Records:
____________

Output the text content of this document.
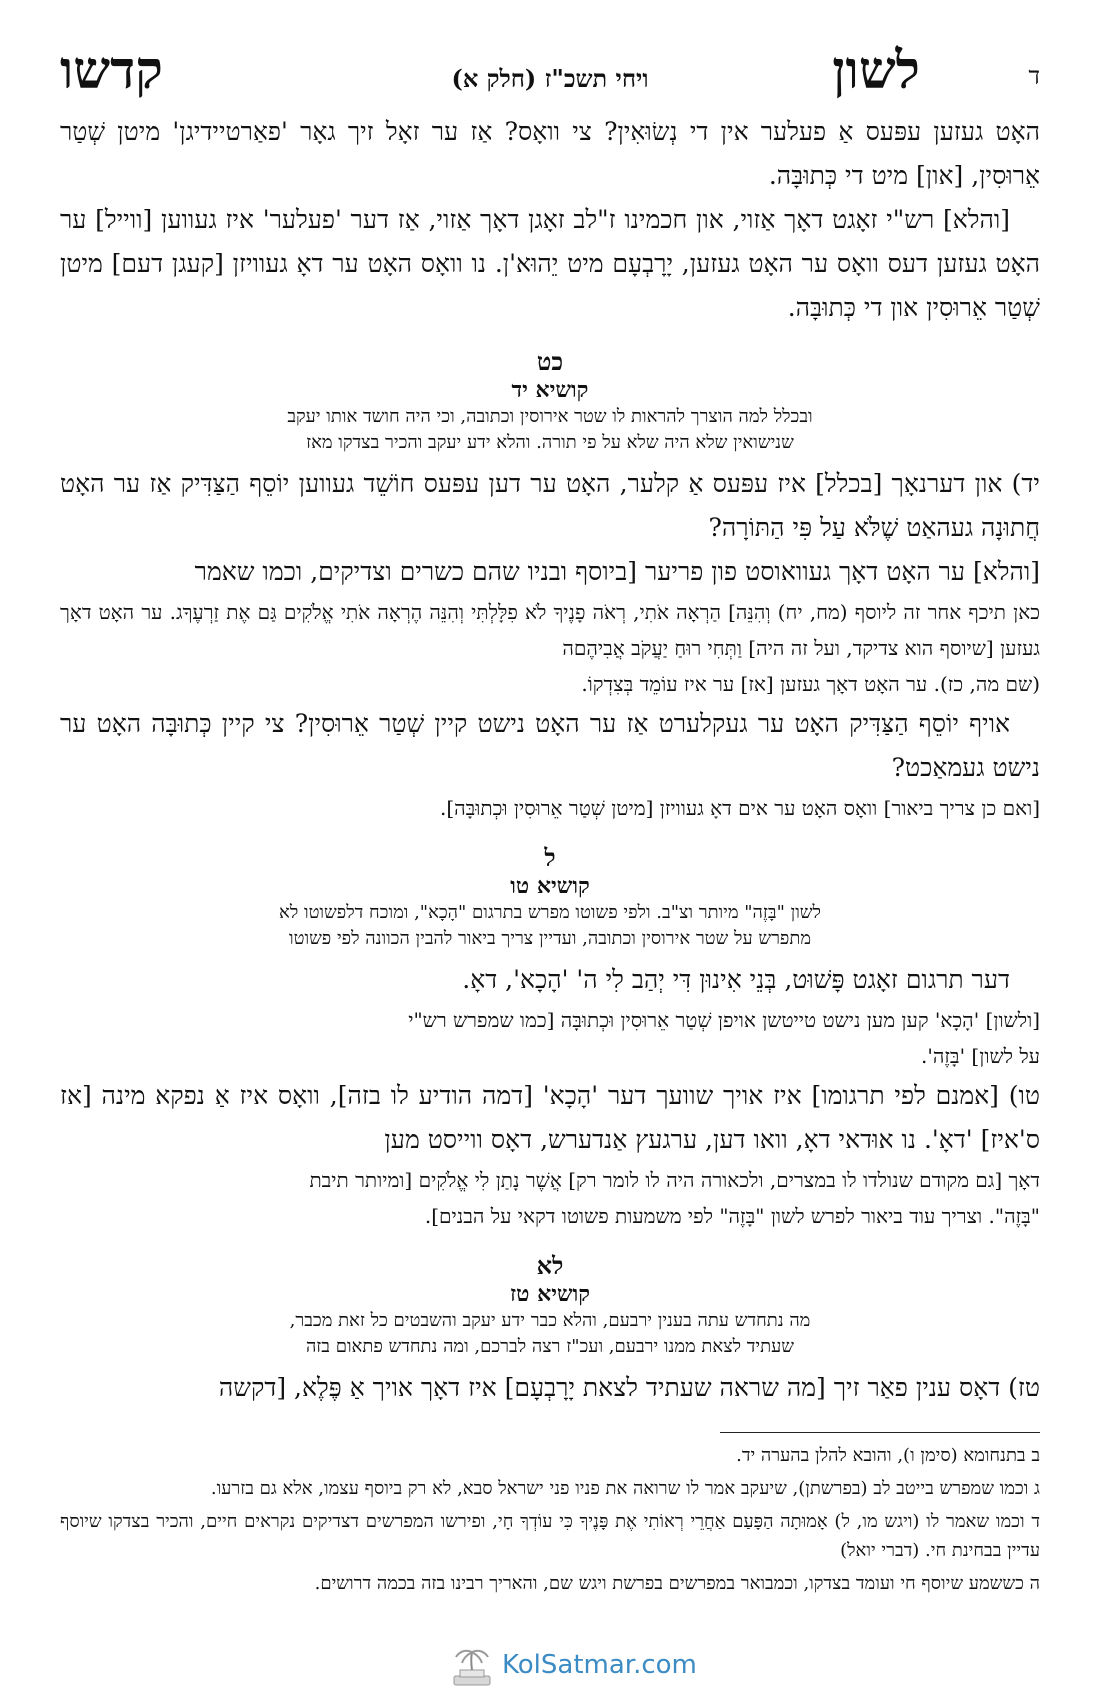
ד
לשון
ויחי תשכ"ז (חלק א)
קדשו

האָט געזען עפּעס אַ פעלער אין די נְשׂוּאִין? צי וואָס? אַז ער זאָל זיך גאָר 'פאַרטיידיגן' מיטן שְׁטַר אֵרוּסִין, [און] מיט די כְּתוּבָּה.

[והלא] רש"י זאָגט דאָך אַזוי, און חכמינו ז"לב זאָגן דאָך אַזוי, אַז דער 'פעלער' איז געווען [ווייל] ער האָט געזען דעס וואָס ער האָט געזען, יָרָבְעָם מיט יֵהוּא'ן. נו וואָס האָט ער דאָ געוויזן [קעגן דעם] מיטן שְׁטַר אֵרוּסִין און די כְּתוּבָּה.

כט
קושיא יד
ובכלל למה הוצרך להראות לו שטר אירוסין וכתובה, וכי היה חושד אותו יעקב
שנישואין שלא היה שלא על פי תורה. והלא ידע יעקב והכיר בצדקו מאז

יד) און דערנאָך [בכלל] איז עפּעס אַ קלער, האָט ער דען עפּעס חוֹשֵׁד געווען יוֹסֵף הַצַּדִּיק אַז ער האָט חֲתוּנָה געהאַט שֶׁלֹּא עַל פִּי הַתּוֹרָה?

[והלא] ער האָט דאָך געוואוסט פון פריער [ביוסף ובניו שהם כשרים וצדיקים, וכמו שאמר

כאן תיכף אחר זה ליוסף (מח, יח) וְהִנֵּה] הַרְאָה אֹתִי, רְאֹה פָנֶיךָ לֹא פִלָּלְתִּי וְהִנֵּה הֶרְאָה אֹתִי אֱלֹקִים גַּם אֶת זַרְעֶךָג. ער האָט דאָך געזען [שיוסף הוא צדיקד, ועל זה היה] וַתְּחִי רוּחַ יַעֲקֹב אֲבִיהֶםה

(שם מה, כז). ער האָט דאָך געזען [אז] ער איז עוֹמֵד בְּצִדְקוֹ.

אויף יוֹסֵף הַצַּדִּיק האָט ער געקלערט אַז ער האָט נישט קיין שְׁטַר אֵרוּסִין? צי קיין כְּתוּבָּה האָט ער נישט געמאַכט?

[ואם כן צריך ביאור] וואָס האָט ער אים דאָ געוויזן [מיטן שְׁטַר אֵרוּסִין וּכְתוּבָּה].

ל
קושיא טו
לשון "בָּזֶה" מיותר וצ"ב. ולפי פשוטו מפרש בתרגום "הָכָא", ומוכח דלפשוטו לא
מתפרש על שטר אירוסין וכתובה, ועדיין צריך ביאור להבין הכוונה לפי פשוטו

דער תרגום זאָגט פָּשׁוּט, בְּנֵי אִינוּן דִּי יְהַב לִי ה' 'הָכָא', דאָ.

[ולשון] 'הָכָא' קען מען נישט טייטשן אויפן שְׁטַר אֵרוּסִין וּכְתוּבָּה [כמו שמפרש רש"י

על לשון] 'בָּזֶה'.

טו) [אמנם לפי תרגומו] איז אויך שוועך דער 'הָכָא' [דמה הודיע לו בזה], וואָס איז אַ נפקא מינה [אז ס'איז] 'דאָ'. נו אוּדאי דאָ, וואו דען, ערגעץ אַנדערש, דאָס ווייסט מען

דאָך [גם מקודם שנולדו לו במצרים, ולכאורה היה לו לומר רק] אֲשֶׁר נָתַן לִי אֱלֹקִים [ומיותר תיבת

"בָּזֶה". וצריך עוד ביאור לפרש לשון "בָּזֶה" לפי משמעות פשוטו דקאי על הבנים].

לא
קושיא טז
מה נתחדש עתה בענין ירבעם, והלא כבר ידע יעקב והשבטים כל זאת מכבר,
שעתיד לצאת ממנו ירבעם, ועכ"ז רצה לברכם, ומה נתחדש פתאום בזה

טז) דאָס ענין פאַר זיך [מה שראה שעתיד לצאת יָרָבְעָם] איז דאָך אויך אַ פֶּלֶא, [דקשה

ב בתנחומא (סימן ו), והובא להלן בהערה יד.

ג וכמו שמפרש בייטב לב (בפרשתן), שיעקב אמר לו שרואה את פניו פני ישראל סבא, לא רק ביוסף עצמו, אלא גם בזרעו.

ד וכמו שאמר לו (ויגש מו, ל) אָמוּתָה הַפָּעַם אַחֲרֵי רְאוֹתִי אֶת פָּנֶיךָ כִּי עוֹדְךָ חָי, ופירשו המפרשים דצדיקים נקראים חיים, והכיר בצדקו שיוסף עדיין בבחינת חי. (דברי יואל)

ה כששמע שיוסף חי ועומד בצדקו, וכמבואר במפרשים בפרשת ויגש שם, והאריך רבינו בזה בכמה דרושים.

KolSatmar.com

____________

Brief:
Pull out all lines of the data with the string "נישט".

Complete response:
אויף יוֹסֵף הַצַּדִּיק האָט ער געקלערט אַז ער האָט נישט קיין שְׁטַר אֵרוּסִין? צי קיין כְּתוּבָּה האָט ער נישט געמאַכט?
[ולשון] 'הָכָא' קען מען נישט טייטשן אויפן שְׁטַר אֵרוּסִין וּכְתוּבָּה [כמו שמפרש רש"י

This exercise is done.